PROBLEM TO SOLVE: Pick out each line in these entries that contains the string "Array".
── DATA PROVIDED ──
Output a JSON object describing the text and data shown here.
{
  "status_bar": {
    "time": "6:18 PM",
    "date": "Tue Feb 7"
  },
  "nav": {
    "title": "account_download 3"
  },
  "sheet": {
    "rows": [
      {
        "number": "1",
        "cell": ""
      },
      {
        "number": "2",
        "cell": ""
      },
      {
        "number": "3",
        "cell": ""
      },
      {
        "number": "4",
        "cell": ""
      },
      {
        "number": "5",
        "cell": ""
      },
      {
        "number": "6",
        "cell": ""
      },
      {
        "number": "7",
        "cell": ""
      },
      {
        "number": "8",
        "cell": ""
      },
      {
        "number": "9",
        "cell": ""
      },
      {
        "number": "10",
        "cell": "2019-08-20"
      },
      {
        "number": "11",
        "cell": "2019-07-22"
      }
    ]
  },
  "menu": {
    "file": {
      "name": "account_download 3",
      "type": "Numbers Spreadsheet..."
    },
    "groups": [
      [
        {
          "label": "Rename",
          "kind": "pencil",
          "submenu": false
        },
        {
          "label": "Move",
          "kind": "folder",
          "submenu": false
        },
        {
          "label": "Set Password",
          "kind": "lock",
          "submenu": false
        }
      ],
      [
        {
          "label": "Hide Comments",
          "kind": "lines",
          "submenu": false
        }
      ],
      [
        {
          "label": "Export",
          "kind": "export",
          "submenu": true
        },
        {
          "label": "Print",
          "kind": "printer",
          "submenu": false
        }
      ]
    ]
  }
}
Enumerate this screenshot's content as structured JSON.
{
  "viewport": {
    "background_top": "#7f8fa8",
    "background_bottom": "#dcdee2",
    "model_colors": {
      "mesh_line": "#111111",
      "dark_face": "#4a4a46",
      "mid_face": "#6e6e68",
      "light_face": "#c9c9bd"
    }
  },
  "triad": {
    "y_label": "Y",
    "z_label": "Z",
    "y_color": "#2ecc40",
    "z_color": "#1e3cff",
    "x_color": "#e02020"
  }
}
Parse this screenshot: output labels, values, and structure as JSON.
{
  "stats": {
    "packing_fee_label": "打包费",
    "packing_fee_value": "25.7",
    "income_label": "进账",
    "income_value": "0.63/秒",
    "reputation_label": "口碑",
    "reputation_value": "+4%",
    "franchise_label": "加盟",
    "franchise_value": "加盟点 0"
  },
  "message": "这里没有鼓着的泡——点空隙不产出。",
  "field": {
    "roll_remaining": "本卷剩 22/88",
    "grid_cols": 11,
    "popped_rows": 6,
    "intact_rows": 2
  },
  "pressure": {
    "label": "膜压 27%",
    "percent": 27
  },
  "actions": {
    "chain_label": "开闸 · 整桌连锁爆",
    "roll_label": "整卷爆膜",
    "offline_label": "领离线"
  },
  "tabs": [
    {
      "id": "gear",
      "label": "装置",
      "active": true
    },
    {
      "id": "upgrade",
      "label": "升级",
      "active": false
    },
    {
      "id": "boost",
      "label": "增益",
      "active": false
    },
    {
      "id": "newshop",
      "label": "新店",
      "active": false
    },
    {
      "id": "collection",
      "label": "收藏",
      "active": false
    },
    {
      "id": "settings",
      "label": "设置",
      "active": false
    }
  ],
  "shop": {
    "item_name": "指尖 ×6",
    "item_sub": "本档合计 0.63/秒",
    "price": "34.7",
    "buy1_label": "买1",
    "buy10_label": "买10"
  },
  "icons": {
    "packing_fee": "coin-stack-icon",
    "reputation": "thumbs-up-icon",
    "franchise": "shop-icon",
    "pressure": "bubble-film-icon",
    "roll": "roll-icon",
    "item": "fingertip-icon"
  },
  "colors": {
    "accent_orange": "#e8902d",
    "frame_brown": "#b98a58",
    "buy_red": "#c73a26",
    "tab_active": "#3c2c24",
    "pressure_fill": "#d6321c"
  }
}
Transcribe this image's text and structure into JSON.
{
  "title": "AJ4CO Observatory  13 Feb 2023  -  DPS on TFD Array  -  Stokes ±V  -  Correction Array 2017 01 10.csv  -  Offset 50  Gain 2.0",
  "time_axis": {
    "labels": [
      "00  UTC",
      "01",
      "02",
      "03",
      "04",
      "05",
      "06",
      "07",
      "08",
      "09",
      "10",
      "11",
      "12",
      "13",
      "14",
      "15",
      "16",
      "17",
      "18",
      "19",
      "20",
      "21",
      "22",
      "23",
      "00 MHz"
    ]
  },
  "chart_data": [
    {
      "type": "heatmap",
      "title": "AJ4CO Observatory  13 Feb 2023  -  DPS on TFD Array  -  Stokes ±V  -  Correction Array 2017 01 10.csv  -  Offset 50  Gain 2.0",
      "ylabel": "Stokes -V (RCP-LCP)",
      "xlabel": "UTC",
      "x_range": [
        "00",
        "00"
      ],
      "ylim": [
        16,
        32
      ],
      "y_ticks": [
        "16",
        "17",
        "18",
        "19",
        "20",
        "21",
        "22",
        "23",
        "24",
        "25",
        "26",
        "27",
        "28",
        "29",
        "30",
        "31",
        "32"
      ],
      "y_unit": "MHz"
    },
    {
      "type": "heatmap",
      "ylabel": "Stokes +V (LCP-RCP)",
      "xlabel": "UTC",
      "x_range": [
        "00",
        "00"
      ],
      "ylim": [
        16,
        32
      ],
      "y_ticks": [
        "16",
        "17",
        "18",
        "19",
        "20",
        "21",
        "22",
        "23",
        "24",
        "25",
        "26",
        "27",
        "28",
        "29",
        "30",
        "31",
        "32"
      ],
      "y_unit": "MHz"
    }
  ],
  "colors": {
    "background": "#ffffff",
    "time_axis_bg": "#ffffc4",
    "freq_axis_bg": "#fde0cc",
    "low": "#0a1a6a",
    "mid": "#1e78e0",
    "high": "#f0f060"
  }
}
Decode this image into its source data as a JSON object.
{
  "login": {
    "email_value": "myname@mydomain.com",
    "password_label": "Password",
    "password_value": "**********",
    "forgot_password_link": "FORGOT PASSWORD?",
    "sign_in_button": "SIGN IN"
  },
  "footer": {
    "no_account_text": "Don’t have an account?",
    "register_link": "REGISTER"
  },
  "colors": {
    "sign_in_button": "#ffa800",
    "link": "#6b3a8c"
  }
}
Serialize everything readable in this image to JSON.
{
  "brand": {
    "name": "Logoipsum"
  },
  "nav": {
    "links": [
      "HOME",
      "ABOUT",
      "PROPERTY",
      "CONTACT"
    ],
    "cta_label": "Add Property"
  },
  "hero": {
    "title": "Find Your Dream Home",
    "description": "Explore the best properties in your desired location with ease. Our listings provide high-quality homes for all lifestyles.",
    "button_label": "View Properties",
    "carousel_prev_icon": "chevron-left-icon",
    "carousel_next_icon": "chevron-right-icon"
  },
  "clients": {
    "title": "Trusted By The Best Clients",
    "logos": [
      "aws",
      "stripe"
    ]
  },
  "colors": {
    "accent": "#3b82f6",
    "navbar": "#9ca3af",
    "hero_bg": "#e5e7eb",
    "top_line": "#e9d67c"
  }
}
───
SOLUTION TO THE EXERCISE:
  "title": "AJ4CO Observatory  13 Feb 2023  -  DPS on TFD Array  -  Stokes ±V  -  Correction Array 2017 01 10.csv  -  Offset 50  Gain 2.0",
      "title": "AJ4CO Observatory  13 Feb 2023  -  DPS on TFD Array  -  Stokes ±V  -  Correction Array 2017 01 10.csv  -  Offset 50  Gain 2.0",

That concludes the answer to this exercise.